[START Records for the exercise]
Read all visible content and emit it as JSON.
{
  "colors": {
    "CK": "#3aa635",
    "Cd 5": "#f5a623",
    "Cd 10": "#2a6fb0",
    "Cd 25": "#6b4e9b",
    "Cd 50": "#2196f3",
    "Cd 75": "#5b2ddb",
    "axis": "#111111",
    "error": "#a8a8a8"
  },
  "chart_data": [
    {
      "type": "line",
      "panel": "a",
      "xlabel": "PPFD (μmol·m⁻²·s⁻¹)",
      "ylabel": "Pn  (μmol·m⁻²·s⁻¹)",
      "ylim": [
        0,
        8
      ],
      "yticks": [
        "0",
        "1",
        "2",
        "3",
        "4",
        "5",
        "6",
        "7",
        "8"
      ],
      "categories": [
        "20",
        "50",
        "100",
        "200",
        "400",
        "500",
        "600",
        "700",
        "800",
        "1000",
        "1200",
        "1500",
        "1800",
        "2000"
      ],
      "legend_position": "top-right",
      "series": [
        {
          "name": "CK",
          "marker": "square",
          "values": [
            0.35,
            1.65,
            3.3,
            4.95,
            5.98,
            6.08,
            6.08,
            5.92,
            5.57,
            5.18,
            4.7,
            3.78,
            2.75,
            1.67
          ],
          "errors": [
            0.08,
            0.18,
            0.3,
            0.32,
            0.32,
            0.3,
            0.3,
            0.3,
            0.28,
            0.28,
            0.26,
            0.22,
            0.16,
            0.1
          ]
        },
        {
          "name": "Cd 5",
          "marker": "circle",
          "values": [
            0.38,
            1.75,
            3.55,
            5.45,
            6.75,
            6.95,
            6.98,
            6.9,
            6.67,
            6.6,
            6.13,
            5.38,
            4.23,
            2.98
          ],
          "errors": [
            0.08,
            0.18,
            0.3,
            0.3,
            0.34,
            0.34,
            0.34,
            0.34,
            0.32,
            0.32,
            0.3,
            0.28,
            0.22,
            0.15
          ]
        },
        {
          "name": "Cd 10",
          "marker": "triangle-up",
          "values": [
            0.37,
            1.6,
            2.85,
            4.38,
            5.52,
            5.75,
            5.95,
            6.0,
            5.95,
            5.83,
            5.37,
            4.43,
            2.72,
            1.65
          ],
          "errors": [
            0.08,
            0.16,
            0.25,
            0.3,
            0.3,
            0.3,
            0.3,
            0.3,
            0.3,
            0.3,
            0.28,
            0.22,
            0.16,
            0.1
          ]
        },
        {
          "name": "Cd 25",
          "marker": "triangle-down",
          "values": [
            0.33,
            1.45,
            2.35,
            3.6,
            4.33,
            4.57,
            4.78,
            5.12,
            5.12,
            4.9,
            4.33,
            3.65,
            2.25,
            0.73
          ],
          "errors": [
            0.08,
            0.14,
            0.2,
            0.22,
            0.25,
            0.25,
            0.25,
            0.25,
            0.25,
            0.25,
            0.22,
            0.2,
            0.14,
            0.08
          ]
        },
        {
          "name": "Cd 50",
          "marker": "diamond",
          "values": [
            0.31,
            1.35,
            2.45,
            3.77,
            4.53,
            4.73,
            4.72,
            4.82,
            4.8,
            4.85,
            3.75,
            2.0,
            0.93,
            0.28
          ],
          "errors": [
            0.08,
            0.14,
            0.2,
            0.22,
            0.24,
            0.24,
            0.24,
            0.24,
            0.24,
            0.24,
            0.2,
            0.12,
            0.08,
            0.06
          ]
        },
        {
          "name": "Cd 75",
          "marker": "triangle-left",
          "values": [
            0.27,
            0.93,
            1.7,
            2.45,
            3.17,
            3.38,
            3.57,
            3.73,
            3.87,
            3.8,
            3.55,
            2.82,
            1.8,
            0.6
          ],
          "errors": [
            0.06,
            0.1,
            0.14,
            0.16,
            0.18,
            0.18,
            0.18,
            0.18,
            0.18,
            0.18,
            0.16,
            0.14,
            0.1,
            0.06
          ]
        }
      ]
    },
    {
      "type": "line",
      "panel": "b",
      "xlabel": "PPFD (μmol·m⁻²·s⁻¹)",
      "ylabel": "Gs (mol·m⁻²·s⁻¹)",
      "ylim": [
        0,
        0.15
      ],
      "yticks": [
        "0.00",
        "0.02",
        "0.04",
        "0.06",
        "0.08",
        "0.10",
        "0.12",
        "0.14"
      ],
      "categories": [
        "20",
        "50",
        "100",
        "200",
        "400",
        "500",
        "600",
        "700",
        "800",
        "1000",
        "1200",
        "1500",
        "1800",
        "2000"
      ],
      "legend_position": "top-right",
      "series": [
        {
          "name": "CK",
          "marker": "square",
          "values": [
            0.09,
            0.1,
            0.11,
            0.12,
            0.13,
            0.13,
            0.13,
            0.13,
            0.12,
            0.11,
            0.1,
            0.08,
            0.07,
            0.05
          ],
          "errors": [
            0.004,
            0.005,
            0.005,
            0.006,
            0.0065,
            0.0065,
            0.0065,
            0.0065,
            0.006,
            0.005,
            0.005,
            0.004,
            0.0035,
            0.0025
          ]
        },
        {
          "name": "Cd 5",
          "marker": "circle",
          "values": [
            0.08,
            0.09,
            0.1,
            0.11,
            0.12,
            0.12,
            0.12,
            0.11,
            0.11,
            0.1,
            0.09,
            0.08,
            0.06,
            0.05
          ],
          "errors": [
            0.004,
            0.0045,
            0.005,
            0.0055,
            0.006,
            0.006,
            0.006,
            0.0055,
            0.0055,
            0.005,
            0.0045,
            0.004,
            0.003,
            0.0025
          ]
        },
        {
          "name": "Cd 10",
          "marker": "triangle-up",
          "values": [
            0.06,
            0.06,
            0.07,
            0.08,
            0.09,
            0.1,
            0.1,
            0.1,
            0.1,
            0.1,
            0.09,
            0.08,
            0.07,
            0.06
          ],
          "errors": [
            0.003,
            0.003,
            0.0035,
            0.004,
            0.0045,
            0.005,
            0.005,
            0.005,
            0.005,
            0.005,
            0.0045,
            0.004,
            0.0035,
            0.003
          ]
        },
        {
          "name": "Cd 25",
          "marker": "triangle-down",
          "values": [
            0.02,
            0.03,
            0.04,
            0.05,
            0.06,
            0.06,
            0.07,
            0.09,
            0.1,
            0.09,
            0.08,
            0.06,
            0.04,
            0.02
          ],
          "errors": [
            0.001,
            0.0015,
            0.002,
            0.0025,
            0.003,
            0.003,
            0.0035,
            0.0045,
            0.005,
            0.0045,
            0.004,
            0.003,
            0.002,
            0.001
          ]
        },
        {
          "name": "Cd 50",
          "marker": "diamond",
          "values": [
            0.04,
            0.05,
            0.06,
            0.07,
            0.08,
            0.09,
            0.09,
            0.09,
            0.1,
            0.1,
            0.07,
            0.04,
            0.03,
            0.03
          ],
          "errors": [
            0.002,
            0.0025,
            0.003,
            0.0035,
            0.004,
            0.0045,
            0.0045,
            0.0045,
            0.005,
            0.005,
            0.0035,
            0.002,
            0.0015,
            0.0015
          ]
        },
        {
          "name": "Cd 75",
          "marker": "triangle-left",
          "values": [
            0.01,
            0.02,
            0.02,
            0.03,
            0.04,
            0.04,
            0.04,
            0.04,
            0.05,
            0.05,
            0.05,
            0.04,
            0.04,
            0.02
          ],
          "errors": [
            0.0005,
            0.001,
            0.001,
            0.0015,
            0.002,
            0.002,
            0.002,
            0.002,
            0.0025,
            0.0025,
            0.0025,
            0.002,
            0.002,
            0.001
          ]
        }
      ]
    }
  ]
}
[END Records for the exercise]
=== Short exercise ===
Reproduce each record shown above without altering a single word.

=== Exercise response ===
Read all visible content and emit it as JSON.
{
  "colors": {
    "CK": "#3aa635",
    "Cd 5": "#f5a623",
    "Cd 10": "#2a6fb0",
    "Cd 25": "#6b4e9b",
    "Cd 50": "#2196f3",
    "Cd 75": "#5b2ddb",
    "axis": "#111111",
    "error": "#a8a8a8"
  },
  "chart_data": [
    {
      "type": "line",
      "panel": "a",
      "xlabel": "PPFD (μmol·m⁻²·s⁻¹)",
      "ylabel": "Pn  (μmol·m⁻²·s⁻¹)",
      "ylim": [
        0,
        8
      ],
      "yticks": [
        "0",
        "1",
        "2",
        "3",
        "4",
        "5",
        "6",
        "7",
        "8"
      ],
      "categories": [
        "20",
        "50",
        "100",
        "200",
        "400",
        "500",
        "600",
        "700",
        "800",
        "1000",
        "1200",
        "1500",
        "1800",
        "2000"
      ],
      "legend_position": "top-right",
      "series": [
        {
          "name": "CK",
          "marker": "square",
          "values": [
            0.35,
            1.65,
            3.3,
            4.95,
            5.98,
            6.08,
            6.08,
            5.92,
            5.57,
            5.18,
            4.7,
            3.78,
            2.75,
            1.67
          ],
          "errors": [
            0.08,
            0.18,
            0.3,
            0.32,
            0.32,
            0.3,
            0.3,
            0.3,
            0.28,
            0.28,
            0.26,
            0.22,
            0.16,
            0.1
          ]
        },
        {
          "name": "Cd 5",
          "marker": "circle",
          "values": [
            0.38,
            1.75,
            3.55,
            5.45,
            6.75,
            6.95,
            6.98,
            6.9,
            6.67,
            6.6,
            6.13,
            5.38,
            4.23,
            2.98
          ],
          "errors": [
            0.08,
            0.18,
            0.3,
            0.3,
            0.34,
            0.34,
            0.34,
            0.34,
            0.32,
            0.32,
            0.3,
            0.28,
            0.22,
            0.15
          ]
        },
        {
          "name": "Cd 10",
          "marker": "triangle-up",
          "values": [
            0.37,
            1.6,
            2.85,
            4.38,
            5.52,
            5.75,
            5.95,
            6.0,
            5.95,
            5.83,
            5.37,
            4.43,
            2.72,
            1.65
          ],
          "errors": [
            0.08,
            0.16,
            0.25,
            0.3,
            0.3,
            0.3,
            0.3,
            0.3,
            0.3,
            0.3,
            0.28,
            0.22,
            0.16,
            0.1
          ]
        },
        {
          "name": "Cd 25",
          "marker": "triangle-down",
          "values": [
            0.33,
            1.45,
            2.35,
            3.6,
            4.33,
            4.57,
            4.78,
            5.12,
            5.12,
            4.9,
            4.33,
            3.65,
            2.25,
            0.73
          ],
          "errors": [
            0.08,
            0.14,
            0.2,
            0.22,
            0.25,
            0.25,
            0.25,
            0.25,
            0.25,
            0.25,
            0.22,
            0.2,
            0.14,
            0.08
          ]
        },
        {
          "name": "Cd 50",
          "marker": "diamond",
          "values": [
            0.31,
            1.35,
            2.45,
            3.77,
            4.53,
            4.73,
            4.72,
            4.82,
            4.8,
            4.85,
            3.75,
            2.0,
            0.93,
            0.28
          ],
          "errors": [
            0.08,
            0.14,
            0.2,
            0.22,
            0.24,
            0.24,
            0.24,
            0.24,
            0.24,
            0.24,
            0.2,
            0.12,
            0.08,
            0.06
          ]
        },
        {
          "name": "Cd 75",
          "marker": "triangle-left",
          "values": [
            0.27,
            0.93,
            1.7,
            2.45,
            3.17,
            3.38,
            3.57,
            3.73,
            3.87,
            3.8,
            3.55,
            2.82,
            1.8,
            0.6
          ],
          "errors": [
            0.06,
            0.1,
            0.14,
            0.16,
            0.18,
            0.18,
            0.18,
            0.18,
            0.18,
            0.18,
            0.16,
            0.14,
            0.1,
            0.06
          ]
        }
      ]
    },
    {
      "type": "line",
      "panel": "b",
      "xlabel": "PPFD (μmol·m⁻²·s⁻¹)",
      "ylabel": "Gs (mol·m⁻²·s⁻¹)",
      "ylim": [
        0,
        0.15
      ],
      "yticks": [
        "0.00",
        "0.02",
        "0.04",
        "0.06",
        "0.08",
        "0.10",
        "0.12",
        "0.14"
      ],
      "categories": [
        "20",
        "50",
        "100",
        "200",
        "400",
        "500",
        "600",
        "700",
        "800",
        "1000",
        "1200",
        "1500",
        "1800",
        "2000"
      ],
      "legend_position": "top-right",
      "series": [
        {
          "name": "CK",
          "marker": "square",
          "values": [
            0.09,
            0.1,
            0.11,
            0.12,
            0.13,
            0.13,
            0.13,
            0.13,
            0.12,
            0.11,
            0.1,
            0.08,
            0.07,
            0.05
          ],
          "errors": [
            0.004,
            0.005,
            0.005,
            0.006,
            0.0065,
            0.0065,
            0.0065,
            0.0065,
            0.006,
            0.005,
            0.005,
            0.004,
            0.0035,
            0.0025
          ]
        },
        {
          "name": "Cd 5",
          "marker": "circle",
          "values": [
            0.08,
            0.09,
            0.1,
            0.11,
            0.12,
            0.12,
            0.12,
            0.11,
            0.11,
            0.1,
            0.09,
            0.08,
            0.06,
            0.05
          ],
          "errors": [
            0.004,
            0.0045,
            0.005,
            0.0055,
            0.006,
            0.006,
            0.006,
            0.0055,
            0.0055,
            0.005,
            0.0045,
            0.004,
            0.003,
            0.0025
          ]
        },
        {
          "name": "Cd 10",
          "marker": "triangle-up",
          "values": [
            0.06,
            0.06,
            0.07,
            0.08,
            0.09,
            0.1,
            0.1,
            0.1,
            0.1,
            0.1,
            0.09,
            0.08,
            0.07,
            0.06
          ],
          "errors": [
            0.003,
            0.003,
            0.0035,
            0.004,
            0.0045,
            0.005,
            0.005,
            0.005,
            0.005,
            0.005,
            0.0045,
            0.004,
            0.0035,
            0.003
          ]
        },
        {
          "name": "Cd 25",
          "marker": "triangle-down",
          "values": [
            0.02,
            0.03,
            0.04,
            0.05,
            0.06,
            0.06,
            0.07,
            0.09,
            0.1,
            0.09,
            0.08,
            0.06,
            0.04,
            0.02
          ],
          "errors": [
            0.001,
            0.0015,
            0.002,
            0.0025,
            0.003,
            0.003,
            0.0035,
            0.0045,
            0.005,
            0.0045,
            0.004,
            0.003,
            0.002,
            0.001
          ]
        },
        {
          "name": "Cd 50",
          "marker": "diamond",
          "values": [
            0.04,
            0.05,
            0.06,
            0.07,
            0.08,
            0.09,
            0.09,
            0.09,
            0.1,
            0.1,
            0.07,
            0.04,
            0.03,
            0.03
          ],
          "errors": [
            0.002,
            0.0025,
            0.003,
            0.0035,
            0.004,
            0.0045,
            0.0045,
            0.0045,
            0.005,
            0.005,
            0.0035,
            0.002,
            0.0015,
            0.0015
          ]
        },
        {
          "name": "Cd 75",
          "marker": "triangle-left",
          "values": [
            0.01,
            0.02,
            0.02,
            0.03,
            0.04,
            0.04,
            0.04,
            0.04,
            0.05,
            0.05,
            0.05,
            0.04,
            0.04,
            0.02
          ],
          "errors": [
            0.0005,
            0.001,
            0.001,
            0.0015,
            0.002,
            0.002,
            0.002,
            0.002,
            0.0025,
            0.0025,
            0.0025,
            0.002,
            0.002,
            0.001
          ]
        }
      ]
    }
  ]
}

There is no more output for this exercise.